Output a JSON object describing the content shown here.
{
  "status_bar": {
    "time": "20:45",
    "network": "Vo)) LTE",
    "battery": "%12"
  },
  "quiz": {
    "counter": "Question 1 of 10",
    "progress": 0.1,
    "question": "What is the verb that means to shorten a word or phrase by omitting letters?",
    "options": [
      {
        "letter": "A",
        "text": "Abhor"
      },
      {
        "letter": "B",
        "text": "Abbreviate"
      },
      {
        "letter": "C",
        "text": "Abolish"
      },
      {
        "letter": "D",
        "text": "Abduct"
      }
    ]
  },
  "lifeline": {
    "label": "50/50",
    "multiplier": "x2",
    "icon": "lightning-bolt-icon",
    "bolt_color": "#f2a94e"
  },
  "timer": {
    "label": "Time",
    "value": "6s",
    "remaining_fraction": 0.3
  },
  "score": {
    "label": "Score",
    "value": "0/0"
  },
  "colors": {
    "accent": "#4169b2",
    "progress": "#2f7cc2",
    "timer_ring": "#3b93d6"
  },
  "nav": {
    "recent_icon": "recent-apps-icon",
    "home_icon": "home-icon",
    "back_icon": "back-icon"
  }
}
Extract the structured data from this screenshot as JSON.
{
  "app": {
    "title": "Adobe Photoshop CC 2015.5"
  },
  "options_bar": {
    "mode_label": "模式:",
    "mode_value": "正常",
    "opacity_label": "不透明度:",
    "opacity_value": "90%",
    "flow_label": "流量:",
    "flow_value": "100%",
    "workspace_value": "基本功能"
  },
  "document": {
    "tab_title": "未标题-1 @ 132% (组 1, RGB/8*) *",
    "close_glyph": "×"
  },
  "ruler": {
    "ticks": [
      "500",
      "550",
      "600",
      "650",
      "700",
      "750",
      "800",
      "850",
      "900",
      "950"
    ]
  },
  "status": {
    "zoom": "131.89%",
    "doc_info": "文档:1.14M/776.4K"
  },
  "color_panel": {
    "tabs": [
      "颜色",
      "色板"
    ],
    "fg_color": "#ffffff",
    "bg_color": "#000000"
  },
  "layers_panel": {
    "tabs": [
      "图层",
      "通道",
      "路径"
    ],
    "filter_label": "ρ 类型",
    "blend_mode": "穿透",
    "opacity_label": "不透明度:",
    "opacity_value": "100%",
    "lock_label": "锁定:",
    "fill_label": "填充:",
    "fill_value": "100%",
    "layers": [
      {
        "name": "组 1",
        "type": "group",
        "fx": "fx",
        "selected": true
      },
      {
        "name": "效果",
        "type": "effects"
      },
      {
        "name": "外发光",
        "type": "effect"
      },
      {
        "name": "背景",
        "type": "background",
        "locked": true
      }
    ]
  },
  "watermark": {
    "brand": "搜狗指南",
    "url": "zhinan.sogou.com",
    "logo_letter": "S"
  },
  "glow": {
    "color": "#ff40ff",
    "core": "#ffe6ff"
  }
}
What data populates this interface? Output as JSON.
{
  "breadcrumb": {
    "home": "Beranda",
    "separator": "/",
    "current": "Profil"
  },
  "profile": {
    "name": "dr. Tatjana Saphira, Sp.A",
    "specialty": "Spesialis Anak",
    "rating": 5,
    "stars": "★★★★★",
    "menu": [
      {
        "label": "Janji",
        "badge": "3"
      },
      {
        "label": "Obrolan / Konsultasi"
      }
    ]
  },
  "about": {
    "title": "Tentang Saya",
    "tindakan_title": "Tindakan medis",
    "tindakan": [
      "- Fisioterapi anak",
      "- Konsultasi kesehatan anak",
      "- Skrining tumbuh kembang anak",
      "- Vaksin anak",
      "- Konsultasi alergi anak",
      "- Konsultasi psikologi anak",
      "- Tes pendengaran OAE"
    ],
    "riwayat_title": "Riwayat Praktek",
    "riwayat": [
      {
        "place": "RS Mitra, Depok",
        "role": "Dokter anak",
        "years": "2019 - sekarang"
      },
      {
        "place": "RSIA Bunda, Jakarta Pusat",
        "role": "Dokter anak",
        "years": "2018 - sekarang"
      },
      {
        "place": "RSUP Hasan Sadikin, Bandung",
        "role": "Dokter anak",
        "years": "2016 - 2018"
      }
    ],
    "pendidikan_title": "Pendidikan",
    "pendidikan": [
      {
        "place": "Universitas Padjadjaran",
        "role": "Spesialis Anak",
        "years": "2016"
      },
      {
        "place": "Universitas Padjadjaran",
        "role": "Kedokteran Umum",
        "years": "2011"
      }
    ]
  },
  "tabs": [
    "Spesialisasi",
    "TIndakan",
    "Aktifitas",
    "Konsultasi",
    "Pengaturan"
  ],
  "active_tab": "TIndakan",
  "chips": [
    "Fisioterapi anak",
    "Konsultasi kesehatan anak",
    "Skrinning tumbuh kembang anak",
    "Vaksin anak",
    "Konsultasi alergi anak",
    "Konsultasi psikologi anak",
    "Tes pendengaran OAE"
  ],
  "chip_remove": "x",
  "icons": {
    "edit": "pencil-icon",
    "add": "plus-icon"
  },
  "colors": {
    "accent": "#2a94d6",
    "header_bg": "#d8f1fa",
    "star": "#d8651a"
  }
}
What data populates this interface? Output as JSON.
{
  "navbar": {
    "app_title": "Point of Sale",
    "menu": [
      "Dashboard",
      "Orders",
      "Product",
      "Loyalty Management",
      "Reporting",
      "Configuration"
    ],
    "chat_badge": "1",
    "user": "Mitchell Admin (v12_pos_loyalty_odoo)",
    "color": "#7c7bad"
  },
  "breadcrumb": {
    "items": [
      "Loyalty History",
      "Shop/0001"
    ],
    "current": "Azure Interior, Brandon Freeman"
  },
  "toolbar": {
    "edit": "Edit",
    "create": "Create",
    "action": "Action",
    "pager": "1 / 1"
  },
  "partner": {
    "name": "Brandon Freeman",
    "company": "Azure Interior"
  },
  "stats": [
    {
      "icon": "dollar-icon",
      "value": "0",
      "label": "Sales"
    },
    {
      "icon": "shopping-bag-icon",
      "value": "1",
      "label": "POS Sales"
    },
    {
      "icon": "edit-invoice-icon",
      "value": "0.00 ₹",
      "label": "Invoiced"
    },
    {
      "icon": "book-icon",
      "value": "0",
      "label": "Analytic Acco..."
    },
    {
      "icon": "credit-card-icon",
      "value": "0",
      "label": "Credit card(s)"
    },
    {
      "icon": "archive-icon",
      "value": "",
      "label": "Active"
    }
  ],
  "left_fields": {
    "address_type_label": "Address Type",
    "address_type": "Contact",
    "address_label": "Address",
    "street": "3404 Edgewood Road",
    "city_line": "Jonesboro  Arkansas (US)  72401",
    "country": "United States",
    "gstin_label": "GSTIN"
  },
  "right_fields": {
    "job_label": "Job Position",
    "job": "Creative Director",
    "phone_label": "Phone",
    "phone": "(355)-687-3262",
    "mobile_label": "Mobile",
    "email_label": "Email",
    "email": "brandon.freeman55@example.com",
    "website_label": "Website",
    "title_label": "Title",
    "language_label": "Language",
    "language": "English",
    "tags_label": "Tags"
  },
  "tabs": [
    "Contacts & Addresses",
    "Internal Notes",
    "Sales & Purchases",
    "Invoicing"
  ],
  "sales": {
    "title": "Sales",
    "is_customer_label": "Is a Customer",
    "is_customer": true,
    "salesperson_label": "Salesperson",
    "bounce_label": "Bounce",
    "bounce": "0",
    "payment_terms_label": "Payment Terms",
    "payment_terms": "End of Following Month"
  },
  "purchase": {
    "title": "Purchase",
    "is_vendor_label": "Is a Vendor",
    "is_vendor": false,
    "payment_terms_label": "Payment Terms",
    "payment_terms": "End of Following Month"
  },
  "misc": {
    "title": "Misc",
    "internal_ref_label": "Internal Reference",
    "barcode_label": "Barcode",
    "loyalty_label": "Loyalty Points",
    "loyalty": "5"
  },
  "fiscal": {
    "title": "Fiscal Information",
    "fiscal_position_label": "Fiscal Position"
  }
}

------------------------------

### Exercise details
The answer should be a single number: the count of lines in the data that include the string "Internal".

### Response
2